> Direction:
The records below must be transcribed exactly. Do not include the pictures.

> Input rows:
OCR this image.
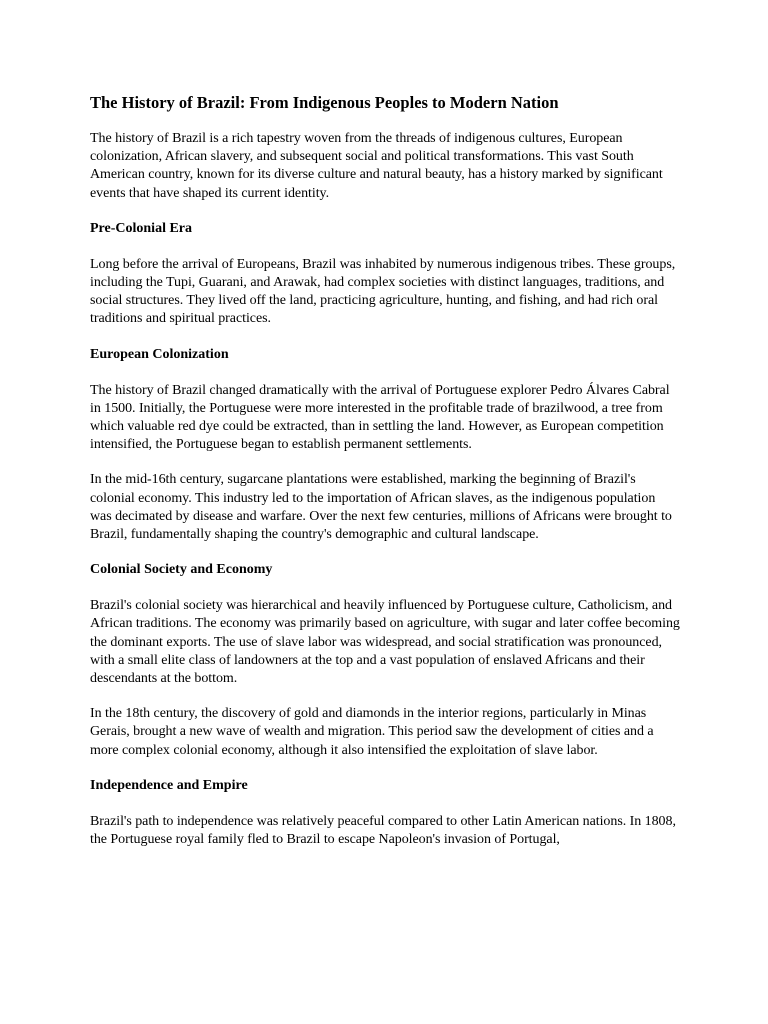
The History of Brazil: From Indigenous Peoples to Modern Nation

The history of Brazil is a rich tapestry woven from the threads of indigenous cultures, European colonization, African slavery, and subsequent social and political transformations. This vast South American country, known for its diverse culture and natural beauty, has a history marked by significant events that have shaped its current identity.

Pre-Colonial Era

Long before the arrival of Europeans, Brazil was inhabited by numerous indigenous tribes. These groups, including the Tupi, Guarani, and Arawak, had complex societies with distinct languages, traditions, and social structures. They lived off the land, practicing agriculture, hunting, and fishing, and had rich oral traditions and spiritual practices.

European Colonization

The history of Brazil changed dramatically with the arrival of Portuguese explorer Pedro Álvares Cabral in 1500. Initially, the Portuguese were more interested in the profitable trade of brazilwood, a tree from which valuable red dye could be extracted, than in settling the land. However, as European competition intensified, the Portuguese began to establish permanent settlements.

In the mid-16th century, sugarcane plantations were established, marking the beginning of Brazil's colonial economy. This industry led to the importation of African slaves, as the indigenous population was decimated by disease and warfare. Over the next few centuries, millions of Africans were brought to Brazil, fundamentally shaping the country's demographic and cultural landscape.

Colonial Society and Economy

Brazil's colonial society was hierarchical and heavily influenced by Portuguese culture, Catholicism, and African traditions. The economy was primarily based on agriculture, with sugar and later coffee becoming the dominant exports. The use of slave labor was widespread, and social stratification was pronounced, with a small elite class of landowners at the top and a vast population of enslaved Africans and their descendants at the bottom.

In the 18th century, the discovery of gold and diamonds in the interior regions, particularly in Minas Gerais, brought a new wave of wealth and migration. This period saw the development of cities and a more complex colonial economy, although it also intensified the exploitation of slave labor.

Independence and Empire

Brazil's path to independence was relatively peaceful compared to other Latin American nations. In 1808, the Portuguese royal family fled to Brazil to escape Napoleon's invasion of Portugal,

> Right answer:
OCR this image.
The History of Brazil: From Indigenous Peoples to Modern Nation

The history of Brazil is a rich tapestry woven from the threads of indigenous cultures, European colonization, African slavery, and subsequent social and political transformations. This vast South American country, known for its diverse culture and natural beauty, has a history marked by significant events that have shaped its current identity.

Pre-Colonial Era

Long before the arrival of Europeans, Brazil was inhabited by numerous indigenous tribes. These groups, including the Tupi, Guarani, and Arawak, had complex societies with distinct languages, traditions, and social structures. They lived off the land, practicing agriculture, hunting, and fishing, and had rich oral traditions and spiritual practices.

European Colonization

The history of Brazil changed dramatically with the arrival of Portuguese explorer Pedro Álvares Cabral in 1500. Initially, the Portuguese were more interested in the profitable trade of brazilwood, a tree from which valuable red dye could be extracted, than in settling the land. However, as European competition intensified, the Portuguese began to establish permanent settlements.

In the mid-16th century, sugarcane plantations were established, marking the beginning of Brazil's colonial economy. This industry led to the importation of African slaves, as the indigenous population was decimated by disease and warfare. Over the next few centuries, millions of Africans were brought to Brazil, fundamentally shaping the country's demographic and cultural landscape.

Colonial Society and Economy

Brazil's colonial society was hierarchical and heavily influenced by Portuguese culture, Catholicism, and African traditions. The economy was primarily based on agriculture, with sugar and later coffee becoming the dominant exports. The use of slave labor was widespread, and social stratification was pronounced, with a small elite class of landowners at the top and a vast population of enslaved Africans and their descendants at the bottom.

In the 18th century, the discovery of gold and diamonds in the interior regions, particularly in Minas Gerais, brought a new wave of wealth and migration. This period saw the development of cities and a more complex colonial economy, although it also intensified the exploitation of slave labor.

Independence and Empire

Brazil's path to independence was relatively peaceful compared to other Latin American nations. In 1808, the Portuguese royal family fled to Brazil to escape Napoleon's invasion of Portugal,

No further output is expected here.